Request:
Show all lines of the listing that hold the word "plexo".
## START Listed entries
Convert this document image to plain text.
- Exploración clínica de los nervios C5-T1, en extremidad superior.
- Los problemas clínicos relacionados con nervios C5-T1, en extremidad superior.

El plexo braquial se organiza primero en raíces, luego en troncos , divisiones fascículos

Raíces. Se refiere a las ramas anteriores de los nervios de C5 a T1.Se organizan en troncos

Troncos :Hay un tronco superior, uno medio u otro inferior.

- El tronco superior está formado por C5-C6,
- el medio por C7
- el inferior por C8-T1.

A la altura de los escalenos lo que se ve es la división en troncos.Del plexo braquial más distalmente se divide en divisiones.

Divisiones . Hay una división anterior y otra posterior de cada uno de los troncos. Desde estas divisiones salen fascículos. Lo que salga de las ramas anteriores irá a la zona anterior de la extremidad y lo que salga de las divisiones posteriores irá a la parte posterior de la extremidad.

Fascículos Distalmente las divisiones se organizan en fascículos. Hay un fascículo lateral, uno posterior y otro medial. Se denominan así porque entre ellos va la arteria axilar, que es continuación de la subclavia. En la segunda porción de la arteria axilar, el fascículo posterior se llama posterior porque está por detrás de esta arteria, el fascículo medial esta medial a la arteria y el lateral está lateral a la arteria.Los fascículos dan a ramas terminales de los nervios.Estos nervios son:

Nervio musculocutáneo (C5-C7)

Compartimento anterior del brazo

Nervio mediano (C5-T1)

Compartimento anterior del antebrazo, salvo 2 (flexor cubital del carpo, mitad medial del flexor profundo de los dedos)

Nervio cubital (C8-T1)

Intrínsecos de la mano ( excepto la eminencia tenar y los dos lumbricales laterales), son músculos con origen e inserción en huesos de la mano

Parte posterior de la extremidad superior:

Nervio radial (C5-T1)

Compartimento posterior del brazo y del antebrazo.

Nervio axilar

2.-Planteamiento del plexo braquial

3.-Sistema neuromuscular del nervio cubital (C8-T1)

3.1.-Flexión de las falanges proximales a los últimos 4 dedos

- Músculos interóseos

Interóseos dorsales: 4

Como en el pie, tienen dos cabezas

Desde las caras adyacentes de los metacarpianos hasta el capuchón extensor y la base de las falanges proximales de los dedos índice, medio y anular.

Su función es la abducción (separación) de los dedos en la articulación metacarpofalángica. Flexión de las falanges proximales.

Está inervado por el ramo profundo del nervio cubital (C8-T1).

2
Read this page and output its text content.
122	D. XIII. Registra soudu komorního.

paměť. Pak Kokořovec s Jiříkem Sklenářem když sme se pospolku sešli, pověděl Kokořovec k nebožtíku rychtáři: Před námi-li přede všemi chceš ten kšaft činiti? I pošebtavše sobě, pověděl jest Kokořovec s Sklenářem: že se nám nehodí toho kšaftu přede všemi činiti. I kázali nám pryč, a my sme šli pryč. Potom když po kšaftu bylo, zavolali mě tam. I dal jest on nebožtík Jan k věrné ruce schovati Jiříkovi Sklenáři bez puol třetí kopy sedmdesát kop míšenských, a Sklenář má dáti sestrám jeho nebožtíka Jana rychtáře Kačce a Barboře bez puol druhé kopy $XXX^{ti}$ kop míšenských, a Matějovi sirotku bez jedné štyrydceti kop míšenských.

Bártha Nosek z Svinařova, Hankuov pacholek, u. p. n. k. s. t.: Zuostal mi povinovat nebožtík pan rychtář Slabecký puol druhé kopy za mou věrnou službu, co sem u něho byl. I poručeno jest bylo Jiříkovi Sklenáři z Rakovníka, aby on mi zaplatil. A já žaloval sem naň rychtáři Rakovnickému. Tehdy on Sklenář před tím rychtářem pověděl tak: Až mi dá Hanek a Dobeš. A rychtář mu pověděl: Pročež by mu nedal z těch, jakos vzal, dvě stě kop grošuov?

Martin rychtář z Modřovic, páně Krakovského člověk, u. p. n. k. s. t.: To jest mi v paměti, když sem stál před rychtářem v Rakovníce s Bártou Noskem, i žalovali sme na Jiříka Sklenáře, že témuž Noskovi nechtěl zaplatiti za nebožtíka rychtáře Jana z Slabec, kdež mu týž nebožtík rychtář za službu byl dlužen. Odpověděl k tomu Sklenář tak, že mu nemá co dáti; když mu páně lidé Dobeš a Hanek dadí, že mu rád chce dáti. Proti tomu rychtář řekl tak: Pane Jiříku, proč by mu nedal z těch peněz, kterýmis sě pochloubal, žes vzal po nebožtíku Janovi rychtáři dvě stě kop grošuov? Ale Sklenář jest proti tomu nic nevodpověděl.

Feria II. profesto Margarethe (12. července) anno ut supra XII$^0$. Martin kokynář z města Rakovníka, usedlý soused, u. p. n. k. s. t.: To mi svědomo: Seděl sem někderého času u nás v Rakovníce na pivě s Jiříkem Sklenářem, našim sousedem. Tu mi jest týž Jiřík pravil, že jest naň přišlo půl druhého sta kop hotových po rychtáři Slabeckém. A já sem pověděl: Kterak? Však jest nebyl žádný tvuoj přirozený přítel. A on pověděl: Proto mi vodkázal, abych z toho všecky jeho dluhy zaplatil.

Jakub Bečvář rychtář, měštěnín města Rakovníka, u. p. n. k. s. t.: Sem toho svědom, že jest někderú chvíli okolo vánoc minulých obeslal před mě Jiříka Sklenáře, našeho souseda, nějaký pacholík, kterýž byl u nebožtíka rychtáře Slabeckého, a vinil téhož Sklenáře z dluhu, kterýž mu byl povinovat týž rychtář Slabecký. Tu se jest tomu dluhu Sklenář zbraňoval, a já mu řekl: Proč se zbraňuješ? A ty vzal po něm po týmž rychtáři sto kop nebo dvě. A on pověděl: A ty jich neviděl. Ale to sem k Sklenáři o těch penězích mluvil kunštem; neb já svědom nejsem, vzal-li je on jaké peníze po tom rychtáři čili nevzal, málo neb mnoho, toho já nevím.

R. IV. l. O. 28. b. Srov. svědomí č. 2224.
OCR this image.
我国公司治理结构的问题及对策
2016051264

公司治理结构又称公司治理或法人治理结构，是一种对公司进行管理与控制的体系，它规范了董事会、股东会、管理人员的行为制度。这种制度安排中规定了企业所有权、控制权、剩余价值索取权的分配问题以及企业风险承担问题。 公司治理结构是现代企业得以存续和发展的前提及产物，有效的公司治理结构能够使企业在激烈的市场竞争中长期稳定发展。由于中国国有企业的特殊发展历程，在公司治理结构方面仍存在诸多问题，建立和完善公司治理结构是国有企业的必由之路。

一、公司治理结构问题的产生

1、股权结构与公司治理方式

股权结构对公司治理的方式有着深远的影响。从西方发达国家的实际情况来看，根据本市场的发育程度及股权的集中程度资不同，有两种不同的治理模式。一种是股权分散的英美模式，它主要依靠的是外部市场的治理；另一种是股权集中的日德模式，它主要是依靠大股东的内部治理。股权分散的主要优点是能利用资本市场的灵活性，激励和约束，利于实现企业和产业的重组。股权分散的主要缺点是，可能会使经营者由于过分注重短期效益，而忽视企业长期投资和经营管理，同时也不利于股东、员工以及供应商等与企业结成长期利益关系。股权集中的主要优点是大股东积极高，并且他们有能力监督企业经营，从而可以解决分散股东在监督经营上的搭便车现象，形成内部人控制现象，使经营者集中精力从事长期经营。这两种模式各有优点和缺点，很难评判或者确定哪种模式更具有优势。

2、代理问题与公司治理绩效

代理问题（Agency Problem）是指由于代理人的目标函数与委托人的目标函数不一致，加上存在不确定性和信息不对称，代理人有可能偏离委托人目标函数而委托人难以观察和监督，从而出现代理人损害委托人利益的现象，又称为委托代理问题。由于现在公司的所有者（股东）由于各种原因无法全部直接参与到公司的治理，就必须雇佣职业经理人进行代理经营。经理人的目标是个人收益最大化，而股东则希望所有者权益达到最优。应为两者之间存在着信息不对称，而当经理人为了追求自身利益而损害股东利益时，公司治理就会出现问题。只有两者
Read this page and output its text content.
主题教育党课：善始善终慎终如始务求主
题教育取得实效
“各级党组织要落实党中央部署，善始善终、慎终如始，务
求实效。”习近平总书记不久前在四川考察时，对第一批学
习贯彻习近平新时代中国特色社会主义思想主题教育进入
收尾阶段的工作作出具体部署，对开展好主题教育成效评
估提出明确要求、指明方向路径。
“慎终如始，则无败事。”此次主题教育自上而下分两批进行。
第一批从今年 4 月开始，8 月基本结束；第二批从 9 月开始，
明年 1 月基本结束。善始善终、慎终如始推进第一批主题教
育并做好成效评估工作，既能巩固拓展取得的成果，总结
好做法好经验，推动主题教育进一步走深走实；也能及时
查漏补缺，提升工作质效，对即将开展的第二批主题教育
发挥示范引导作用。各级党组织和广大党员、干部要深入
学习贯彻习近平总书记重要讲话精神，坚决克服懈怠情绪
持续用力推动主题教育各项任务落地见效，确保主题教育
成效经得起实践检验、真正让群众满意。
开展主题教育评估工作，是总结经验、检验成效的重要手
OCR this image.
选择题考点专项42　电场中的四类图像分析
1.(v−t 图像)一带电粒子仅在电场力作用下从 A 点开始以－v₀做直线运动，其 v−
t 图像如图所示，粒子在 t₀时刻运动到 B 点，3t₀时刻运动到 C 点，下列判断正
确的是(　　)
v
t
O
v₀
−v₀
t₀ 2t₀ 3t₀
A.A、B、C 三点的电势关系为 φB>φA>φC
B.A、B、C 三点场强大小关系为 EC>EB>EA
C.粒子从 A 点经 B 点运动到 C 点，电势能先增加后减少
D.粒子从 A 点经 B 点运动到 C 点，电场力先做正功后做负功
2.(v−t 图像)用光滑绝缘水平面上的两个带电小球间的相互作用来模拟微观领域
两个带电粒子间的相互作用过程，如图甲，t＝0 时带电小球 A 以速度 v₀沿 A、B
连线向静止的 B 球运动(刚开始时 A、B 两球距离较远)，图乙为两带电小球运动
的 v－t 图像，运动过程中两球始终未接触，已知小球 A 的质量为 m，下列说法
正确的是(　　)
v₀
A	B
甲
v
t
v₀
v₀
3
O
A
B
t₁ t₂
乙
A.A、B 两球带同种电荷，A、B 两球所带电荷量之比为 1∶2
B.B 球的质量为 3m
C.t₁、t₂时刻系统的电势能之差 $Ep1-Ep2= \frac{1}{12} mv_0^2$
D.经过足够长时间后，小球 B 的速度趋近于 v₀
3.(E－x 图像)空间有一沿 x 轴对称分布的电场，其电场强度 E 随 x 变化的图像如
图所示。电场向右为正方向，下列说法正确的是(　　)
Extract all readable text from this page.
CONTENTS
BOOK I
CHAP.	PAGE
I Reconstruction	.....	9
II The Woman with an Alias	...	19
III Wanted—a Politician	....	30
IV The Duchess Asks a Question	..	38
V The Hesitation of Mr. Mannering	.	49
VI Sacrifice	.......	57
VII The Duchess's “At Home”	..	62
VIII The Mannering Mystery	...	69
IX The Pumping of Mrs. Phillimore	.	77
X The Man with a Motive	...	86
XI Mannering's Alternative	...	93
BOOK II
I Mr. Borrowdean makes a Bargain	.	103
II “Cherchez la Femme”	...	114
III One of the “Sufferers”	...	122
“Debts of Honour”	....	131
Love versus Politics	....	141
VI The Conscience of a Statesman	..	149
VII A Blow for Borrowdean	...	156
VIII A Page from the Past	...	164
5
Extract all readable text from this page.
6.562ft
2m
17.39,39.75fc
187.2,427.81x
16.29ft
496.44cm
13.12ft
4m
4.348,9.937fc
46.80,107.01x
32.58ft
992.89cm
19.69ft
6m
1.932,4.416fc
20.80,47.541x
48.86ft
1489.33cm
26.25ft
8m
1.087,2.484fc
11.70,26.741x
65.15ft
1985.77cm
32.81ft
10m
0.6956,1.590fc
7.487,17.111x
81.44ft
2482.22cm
## END Listed entries
Exercise response:
El plexo braquial se organiza primero en raíces, luego en troncos , divisiones fascículos
A la altura de los escalenos lo que se ve es la división en troncos.Del plexo braquial más distalmente se divide en divisiones.
2.-Planteamiento del plexo braquial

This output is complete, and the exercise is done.